* [Dataset excerpts]
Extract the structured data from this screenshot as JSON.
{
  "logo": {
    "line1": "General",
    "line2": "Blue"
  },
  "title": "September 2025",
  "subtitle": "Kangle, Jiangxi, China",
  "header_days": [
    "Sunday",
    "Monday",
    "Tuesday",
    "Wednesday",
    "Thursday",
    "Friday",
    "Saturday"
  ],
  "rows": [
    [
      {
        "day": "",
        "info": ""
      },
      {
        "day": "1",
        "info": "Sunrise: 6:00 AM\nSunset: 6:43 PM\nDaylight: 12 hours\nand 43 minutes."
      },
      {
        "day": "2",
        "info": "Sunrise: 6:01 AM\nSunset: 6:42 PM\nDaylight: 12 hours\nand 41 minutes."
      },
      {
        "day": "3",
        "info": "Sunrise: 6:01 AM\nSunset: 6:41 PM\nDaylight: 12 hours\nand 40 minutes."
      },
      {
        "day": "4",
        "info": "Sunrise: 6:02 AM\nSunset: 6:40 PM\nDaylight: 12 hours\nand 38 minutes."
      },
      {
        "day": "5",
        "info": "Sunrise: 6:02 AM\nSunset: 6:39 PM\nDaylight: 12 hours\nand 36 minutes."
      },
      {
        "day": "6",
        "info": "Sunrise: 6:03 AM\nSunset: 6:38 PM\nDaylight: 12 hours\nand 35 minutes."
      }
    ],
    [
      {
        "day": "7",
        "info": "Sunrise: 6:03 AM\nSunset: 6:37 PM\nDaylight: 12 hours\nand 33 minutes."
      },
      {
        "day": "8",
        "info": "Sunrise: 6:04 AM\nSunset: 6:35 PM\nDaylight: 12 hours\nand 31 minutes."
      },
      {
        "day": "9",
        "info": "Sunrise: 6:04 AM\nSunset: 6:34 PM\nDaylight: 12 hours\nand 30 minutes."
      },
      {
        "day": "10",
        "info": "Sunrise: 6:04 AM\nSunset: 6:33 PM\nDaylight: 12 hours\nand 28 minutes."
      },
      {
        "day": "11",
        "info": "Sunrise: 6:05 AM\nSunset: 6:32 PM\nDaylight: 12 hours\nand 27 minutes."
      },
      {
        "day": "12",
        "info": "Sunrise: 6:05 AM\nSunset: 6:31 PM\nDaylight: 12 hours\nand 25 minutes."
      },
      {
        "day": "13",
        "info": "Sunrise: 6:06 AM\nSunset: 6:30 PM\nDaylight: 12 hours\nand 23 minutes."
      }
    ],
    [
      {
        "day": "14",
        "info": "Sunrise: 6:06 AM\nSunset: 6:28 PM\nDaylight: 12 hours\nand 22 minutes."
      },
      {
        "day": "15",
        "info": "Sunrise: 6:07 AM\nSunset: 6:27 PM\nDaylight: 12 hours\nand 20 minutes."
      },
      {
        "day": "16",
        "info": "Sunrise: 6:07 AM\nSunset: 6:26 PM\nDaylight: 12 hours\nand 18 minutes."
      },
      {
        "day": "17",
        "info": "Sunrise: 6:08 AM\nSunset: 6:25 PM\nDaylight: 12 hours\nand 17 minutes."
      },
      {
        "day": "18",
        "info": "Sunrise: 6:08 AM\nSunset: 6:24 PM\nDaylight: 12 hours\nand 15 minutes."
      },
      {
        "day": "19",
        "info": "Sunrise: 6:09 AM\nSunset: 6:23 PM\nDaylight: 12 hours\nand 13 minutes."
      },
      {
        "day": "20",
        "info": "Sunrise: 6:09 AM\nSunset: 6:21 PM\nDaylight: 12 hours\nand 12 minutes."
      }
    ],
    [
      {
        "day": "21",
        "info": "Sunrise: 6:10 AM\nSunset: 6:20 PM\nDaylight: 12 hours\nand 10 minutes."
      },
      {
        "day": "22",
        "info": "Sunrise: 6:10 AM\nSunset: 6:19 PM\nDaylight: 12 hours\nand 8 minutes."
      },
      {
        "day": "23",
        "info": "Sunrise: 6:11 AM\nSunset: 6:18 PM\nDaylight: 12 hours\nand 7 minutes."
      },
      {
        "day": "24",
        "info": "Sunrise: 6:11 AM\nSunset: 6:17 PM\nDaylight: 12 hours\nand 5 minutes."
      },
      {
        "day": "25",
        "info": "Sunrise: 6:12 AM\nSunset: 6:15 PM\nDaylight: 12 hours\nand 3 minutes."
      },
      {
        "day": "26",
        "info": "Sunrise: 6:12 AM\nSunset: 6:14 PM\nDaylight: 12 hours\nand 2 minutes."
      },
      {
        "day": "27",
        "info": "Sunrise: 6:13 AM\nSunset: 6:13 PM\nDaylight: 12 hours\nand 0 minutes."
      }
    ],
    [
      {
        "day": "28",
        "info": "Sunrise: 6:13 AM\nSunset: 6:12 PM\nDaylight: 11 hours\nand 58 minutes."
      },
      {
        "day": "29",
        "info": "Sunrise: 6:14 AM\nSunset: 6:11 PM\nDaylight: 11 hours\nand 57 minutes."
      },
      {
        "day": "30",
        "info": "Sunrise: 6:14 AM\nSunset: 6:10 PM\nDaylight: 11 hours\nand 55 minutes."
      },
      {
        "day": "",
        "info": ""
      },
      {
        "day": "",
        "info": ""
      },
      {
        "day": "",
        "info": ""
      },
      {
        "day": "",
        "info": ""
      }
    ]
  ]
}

* [STATED EXERCISE] Quote all of the entries verbatim.

* [THE RESPONSE]
Extract the structured data from this screenshot as JSON.
{
  "logo": {
    "line1": "General",
    "line2": "Blue"
  },
  "title": "September 2025",
  "subtitle": "Kangle, Jiangxi, China",
  "header_days": [
    "Sunday",
    "Monday",
    "Tuesday",
    "Wednesday",
    "Thursday",
    "Friday",
    "Saturday"
  ],
  "rows": [
    [
      {
        "day": "",
        "info": ""
      },
      {
        "day": "1",
        "info": "Sunrise: 6:00 AM\nSunset: 6:43 PM\nDaylight: 12 hours\nand 43 minutes."
      },
      {
        "day": "2",
        "info": "Sunrise: 6:01 AM\nSunset: 6:42 PM\nDaylight: 12 hours\nand 41 minutes."
      },
      {
        "day": "3",
        "info": "Sunrise: 6:01 AM\nSunset: 6:41 PM\nDaylight: 12 hours\nand 40 minutes."
      },
      {
        "day": "4",
        "info": "Sunrise: 6:02 AM\nSunset: 6:40 PM\nDaylight: 12 hours\nand 38 minutes."
      },
      {
        "day": "5",
        "info": "Sunrise: 6:02 AM\nSunset: 6:39 PM\nDaylight: 12 hours\nand 36 minutes."
      },
      {
        "day": "6",
        "info": "Sunrise: 6:03 AM\nSunset: 6:38 PM\nDaylight: 12 hours\nand 35 minutes."
      }
    ],
    [
      {
        "day": "7",
        "info": "Sunrise: 6:03 AM\nSunset: 6:37 PM\nDaylight: 12 hours\nand 33 minutes."
      },
      {
        "day": "8",
        "info": "Sunrise: 6:04 AM\nSunset: 6:35 PM\nDaylight: 12 hours\nand 31 minutes."
      },
      {
        "day": "9",
        "info": "Sunrise: 6:04 AM\nSunset: 6:34 PM\nDaylight: 12 hours\nand 30 minutes."
      },
      {
        "day": "10",
        "info": "Sunrise: 6:04 AM\nSunset: 6:33 PM\nDaylight: 12 hours\nand 28 minutes."
      },
      {
        "day": "11",
        "info": "Sunrise: 6:05 AM\nSunset: 6:32 PM\nDaylight: 12 hours\nand 27 minutes."
      },
      {
        "day": "12",
        "info": "Sunrise: 6:05 AM\nSunset: 6:31 PM\nDaylight: 12 hours\nand 25 minutes."
      },
      {
        "day": "13",
        "info": "Sunrise: 6:06 AM\nSunset: 6:30 PM\nDaylight: 12 hours\nand 23 minutes."
      }
    ],
    [
      {
        "day": "14",
        "info": "Sunrise: 6:06 AM\nSunset: 6:28 PM\nDaylight: 12 hours\nand 22 minutes."
      },
      {
        "day": "15",
        "info": "Sunrise: 6:07 AM\nSunset: 6:27 PM\nDaylight: 12 hours\nand 20 minutes."
      },
      {
        "day": "16",
        "info": "Sunrise: 6:07 AM\nSunset: 6:26 PM\nDaylight: 12 hours\nand 18 minutes."
      },
      {
        "day": "17",
        "info": "Sunrise: 6:08 AM\nSunset: 6:25 PM\nDaylight: 12 hours\nand 17 minutes."
      },
      {
        "day": "18",
        "info": "Sunrise: 6:08 AM\nSunset: 6:24 PM\nDaylight: 12 hours\nand 15 minutes."
      },
      {
        "day": "19",
        "info": "Sunrise: 6:09 AM\nSunset: 6:23 PM\nDaylight: 12 hours\nand 13 minutes."
      },
      {
        "day": "20",
        "info": "Sunrise: 6:09 AM\nSunset: 6:21 PM\nDaylight: 12 hours\nand 12 minutes."
      }
    ],
    [
      {
        "day": "21",
        "info": "Sunrise: 6:10 AM\nSunset: 6:20 PM\nDaylight: 12 hours\nand 10 minutes."
      },
      {
        "day": "22",
        "info": "Sunrise: 6:10 AM\nSunset: 6:19 PM\nDaylight: 12 hours\nand 8 minutes."
      },
      {
        "day": "23",
        "info": "Sunrise: 6:11 AM\nSunset: 6:18 PM\nDaylight: 12 hours\nand 7 minutes."
      },
      {
        "day": "24",
        "info": "Sunrise: 6:11 AM\nSunset: 6:17 PM\nDaylight: 12 hours\nand 5 minutes."
      },
      {
        "day": "25",
        "info": "Sunrise: 6:12 AM\nSunset: 6:15 PM\nDaylight: 12 hours\nand 3 minutes."
      },
      {
        "day": "26",
        "info": "Sunrise: 6:12 AM\nSunset: 6:14 PM\nDaylight: 12 hours\nand 2 minutes."
      },
      {
        "day": "27",
        "info": "Sunrise: 6:13 AM\nSunset: 6:13 PM\nDaylight: 12 hours\nand 0 minutes."
      }
    ],
    [
      {
        "day": "28",
        "info": "Sunrise: 6:13 AM\nSunset: 6:12 PM\nDaylight: 11 hours\nand 58 minutes."
      },
      {
        "day": "29",
        "info": "Sunrise: 6:14 AM\nSunset: 6:11 PM\nDaylight: 11 hours\nand 57 minutes."
      },
      {
        "day": "30",
        "info": "Sunrise: 6:14 AM\nSunset: 6:10 PM\nDaylight: 11 hours\nand 55 minutes."
      },
      {
        "day": "",
        "info": ""
      },
      {
        "day": "",
        "info": ""
      },
      {
        "day": "",
        "info": ""
      },
      {
        "day": "",
        "info": ""
      }
    ]
  ]
}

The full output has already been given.